## [WRITTEN REQUEST]
Out of the lines below, please list those that hold the string "test".

## [DATA EXTRACT]
..........
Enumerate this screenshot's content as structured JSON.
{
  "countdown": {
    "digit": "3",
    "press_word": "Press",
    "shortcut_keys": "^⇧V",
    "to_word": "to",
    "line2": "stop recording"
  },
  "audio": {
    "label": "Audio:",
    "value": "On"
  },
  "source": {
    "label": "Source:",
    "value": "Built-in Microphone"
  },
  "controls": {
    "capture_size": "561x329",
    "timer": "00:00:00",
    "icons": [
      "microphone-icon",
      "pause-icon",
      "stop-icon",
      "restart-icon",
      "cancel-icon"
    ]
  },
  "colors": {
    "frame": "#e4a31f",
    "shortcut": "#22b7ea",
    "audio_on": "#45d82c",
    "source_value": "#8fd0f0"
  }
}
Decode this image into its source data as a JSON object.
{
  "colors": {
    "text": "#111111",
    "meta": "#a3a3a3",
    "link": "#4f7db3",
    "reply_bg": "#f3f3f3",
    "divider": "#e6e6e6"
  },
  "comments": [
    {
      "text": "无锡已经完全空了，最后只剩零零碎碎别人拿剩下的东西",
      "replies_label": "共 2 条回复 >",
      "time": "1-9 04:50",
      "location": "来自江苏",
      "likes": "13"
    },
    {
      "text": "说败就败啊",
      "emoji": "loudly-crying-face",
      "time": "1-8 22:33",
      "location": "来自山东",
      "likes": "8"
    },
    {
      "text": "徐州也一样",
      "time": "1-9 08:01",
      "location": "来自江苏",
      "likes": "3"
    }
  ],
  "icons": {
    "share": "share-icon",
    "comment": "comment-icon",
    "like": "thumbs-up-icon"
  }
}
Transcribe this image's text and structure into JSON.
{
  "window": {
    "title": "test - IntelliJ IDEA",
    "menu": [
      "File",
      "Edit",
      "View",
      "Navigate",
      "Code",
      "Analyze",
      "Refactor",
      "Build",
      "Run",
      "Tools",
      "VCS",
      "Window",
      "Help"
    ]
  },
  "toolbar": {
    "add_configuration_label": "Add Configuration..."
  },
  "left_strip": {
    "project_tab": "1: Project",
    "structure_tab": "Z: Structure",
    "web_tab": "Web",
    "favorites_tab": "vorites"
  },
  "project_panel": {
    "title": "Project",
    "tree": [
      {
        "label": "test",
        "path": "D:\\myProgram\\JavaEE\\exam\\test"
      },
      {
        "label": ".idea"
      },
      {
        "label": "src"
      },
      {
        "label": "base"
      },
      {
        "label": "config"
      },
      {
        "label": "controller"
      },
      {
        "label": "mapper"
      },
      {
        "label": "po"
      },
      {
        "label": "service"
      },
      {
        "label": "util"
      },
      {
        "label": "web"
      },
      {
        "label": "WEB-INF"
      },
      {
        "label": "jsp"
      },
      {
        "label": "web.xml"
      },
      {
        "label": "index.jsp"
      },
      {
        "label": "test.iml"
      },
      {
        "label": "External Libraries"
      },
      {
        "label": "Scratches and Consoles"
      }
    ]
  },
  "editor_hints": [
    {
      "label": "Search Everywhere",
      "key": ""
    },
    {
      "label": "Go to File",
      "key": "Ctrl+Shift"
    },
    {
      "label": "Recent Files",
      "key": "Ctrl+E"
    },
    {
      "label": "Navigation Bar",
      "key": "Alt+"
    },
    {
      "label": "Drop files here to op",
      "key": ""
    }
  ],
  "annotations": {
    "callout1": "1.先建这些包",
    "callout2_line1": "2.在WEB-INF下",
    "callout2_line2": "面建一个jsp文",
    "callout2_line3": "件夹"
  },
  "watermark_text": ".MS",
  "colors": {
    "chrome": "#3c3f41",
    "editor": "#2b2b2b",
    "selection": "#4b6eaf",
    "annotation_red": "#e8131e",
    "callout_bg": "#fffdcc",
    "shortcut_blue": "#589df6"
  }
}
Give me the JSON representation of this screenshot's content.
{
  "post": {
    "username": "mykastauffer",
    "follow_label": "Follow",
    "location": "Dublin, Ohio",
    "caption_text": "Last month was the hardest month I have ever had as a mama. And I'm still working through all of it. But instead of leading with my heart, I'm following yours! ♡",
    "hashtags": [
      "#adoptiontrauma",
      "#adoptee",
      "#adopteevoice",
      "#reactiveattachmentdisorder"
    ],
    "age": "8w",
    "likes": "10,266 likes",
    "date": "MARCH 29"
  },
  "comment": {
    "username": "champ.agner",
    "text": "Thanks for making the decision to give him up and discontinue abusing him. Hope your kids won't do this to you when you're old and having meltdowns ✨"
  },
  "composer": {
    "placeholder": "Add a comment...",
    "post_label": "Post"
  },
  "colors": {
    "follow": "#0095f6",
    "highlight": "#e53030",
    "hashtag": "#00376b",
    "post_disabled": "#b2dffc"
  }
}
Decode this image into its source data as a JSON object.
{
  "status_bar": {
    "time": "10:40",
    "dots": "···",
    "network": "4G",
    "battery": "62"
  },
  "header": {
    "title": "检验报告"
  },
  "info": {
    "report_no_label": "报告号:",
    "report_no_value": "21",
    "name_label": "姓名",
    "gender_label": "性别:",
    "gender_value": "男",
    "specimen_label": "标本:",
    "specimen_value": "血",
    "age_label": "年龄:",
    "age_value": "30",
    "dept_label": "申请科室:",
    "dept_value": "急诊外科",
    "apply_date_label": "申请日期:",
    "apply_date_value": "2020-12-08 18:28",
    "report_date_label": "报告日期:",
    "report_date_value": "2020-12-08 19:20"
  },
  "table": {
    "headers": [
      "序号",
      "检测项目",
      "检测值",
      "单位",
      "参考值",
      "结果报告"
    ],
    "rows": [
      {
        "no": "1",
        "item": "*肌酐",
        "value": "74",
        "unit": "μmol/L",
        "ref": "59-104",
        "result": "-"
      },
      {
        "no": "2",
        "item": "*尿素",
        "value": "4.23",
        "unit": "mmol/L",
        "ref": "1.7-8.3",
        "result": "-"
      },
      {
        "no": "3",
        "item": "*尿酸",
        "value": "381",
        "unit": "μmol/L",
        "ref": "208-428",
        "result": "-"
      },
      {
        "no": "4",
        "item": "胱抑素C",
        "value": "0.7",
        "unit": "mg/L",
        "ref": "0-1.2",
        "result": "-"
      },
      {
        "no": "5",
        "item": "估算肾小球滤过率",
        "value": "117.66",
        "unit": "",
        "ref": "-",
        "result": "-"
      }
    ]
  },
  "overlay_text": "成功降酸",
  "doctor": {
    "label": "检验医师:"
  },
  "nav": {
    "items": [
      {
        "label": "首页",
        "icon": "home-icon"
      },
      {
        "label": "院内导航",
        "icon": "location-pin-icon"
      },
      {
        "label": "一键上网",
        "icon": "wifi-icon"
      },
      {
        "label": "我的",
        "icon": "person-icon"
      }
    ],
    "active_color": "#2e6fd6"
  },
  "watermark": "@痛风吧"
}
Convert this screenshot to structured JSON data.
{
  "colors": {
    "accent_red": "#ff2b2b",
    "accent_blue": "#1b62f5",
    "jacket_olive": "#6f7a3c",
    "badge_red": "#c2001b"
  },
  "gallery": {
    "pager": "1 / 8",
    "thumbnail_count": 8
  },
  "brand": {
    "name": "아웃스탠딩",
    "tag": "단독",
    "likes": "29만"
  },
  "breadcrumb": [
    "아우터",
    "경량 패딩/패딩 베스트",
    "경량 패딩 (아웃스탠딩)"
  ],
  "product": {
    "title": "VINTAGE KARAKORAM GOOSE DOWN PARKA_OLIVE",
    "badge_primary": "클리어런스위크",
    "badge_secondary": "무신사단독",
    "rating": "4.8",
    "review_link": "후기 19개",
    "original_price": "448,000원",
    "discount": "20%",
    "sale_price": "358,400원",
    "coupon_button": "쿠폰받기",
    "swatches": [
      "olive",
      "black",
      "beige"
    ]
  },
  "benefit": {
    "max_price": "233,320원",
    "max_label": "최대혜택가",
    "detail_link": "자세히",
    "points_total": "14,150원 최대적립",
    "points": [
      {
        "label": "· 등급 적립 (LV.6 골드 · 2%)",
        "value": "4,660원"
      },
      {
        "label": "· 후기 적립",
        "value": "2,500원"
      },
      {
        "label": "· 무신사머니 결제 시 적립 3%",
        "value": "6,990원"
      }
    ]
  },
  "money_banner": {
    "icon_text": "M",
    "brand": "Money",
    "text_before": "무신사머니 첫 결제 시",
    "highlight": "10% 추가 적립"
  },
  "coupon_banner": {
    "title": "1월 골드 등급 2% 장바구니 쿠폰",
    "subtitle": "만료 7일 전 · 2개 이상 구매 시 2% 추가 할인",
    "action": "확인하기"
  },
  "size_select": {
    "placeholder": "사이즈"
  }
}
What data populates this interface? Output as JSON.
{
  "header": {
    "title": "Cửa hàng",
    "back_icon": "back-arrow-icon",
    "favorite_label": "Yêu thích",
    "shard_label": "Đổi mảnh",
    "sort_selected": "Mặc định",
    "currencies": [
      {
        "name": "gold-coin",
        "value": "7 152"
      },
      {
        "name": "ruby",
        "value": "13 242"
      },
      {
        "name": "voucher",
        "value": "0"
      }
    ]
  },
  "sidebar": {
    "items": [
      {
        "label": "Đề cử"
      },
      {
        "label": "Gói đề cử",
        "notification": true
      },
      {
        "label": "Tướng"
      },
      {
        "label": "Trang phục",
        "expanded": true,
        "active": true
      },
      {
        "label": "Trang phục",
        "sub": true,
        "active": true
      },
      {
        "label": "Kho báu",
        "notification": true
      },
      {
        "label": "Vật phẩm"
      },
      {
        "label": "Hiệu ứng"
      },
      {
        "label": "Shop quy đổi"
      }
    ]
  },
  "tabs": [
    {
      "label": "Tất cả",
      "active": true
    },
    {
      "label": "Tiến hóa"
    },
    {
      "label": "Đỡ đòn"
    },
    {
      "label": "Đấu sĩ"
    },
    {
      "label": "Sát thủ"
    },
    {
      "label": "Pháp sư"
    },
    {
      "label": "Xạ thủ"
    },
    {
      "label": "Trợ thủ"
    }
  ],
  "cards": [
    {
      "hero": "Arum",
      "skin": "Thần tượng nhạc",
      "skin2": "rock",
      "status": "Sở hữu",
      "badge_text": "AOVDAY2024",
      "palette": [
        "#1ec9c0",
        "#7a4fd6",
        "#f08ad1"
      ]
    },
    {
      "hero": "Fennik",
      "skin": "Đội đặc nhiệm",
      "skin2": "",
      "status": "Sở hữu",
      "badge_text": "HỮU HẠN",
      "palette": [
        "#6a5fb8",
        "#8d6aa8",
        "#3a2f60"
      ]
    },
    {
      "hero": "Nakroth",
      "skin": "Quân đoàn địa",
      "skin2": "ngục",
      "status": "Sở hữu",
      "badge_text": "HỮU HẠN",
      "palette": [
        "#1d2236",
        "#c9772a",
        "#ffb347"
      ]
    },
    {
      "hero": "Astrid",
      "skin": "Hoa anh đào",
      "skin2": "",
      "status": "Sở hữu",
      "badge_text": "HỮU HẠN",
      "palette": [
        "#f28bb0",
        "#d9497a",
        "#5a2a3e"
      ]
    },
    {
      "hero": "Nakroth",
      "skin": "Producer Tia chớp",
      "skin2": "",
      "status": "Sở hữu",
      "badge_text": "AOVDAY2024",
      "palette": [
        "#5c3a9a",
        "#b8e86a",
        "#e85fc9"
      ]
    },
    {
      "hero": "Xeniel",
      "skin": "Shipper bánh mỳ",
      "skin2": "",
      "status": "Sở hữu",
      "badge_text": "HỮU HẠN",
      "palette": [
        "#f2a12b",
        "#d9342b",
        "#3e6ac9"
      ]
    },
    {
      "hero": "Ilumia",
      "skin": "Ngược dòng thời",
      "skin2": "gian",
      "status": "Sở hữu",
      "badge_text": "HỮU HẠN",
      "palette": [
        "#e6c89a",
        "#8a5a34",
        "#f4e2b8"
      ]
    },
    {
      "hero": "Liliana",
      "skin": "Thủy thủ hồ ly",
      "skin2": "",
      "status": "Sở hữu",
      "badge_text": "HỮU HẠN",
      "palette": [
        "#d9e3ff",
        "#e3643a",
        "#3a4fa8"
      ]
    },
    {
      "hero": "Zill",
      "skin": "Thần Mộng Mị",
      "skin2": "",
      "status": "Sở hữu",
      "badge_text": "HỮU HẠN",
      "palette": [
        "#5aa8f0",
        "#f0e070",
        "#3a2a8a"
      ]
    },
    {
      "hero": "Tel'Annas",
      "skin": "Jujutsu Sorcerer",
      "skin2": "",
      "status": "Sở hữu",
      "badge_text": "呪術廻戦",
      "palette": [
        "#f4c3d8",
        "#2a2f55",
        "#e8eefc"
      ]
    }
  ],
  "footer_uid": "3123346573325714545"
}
..........
## [OUTPUT FOR THIS TASK]
    "title": "test - IntelliJ IDEA",
        "label": "test",
        "path": "D:\\myProgram\\JavaEE\\exam\\test"
        "label": "test.iml"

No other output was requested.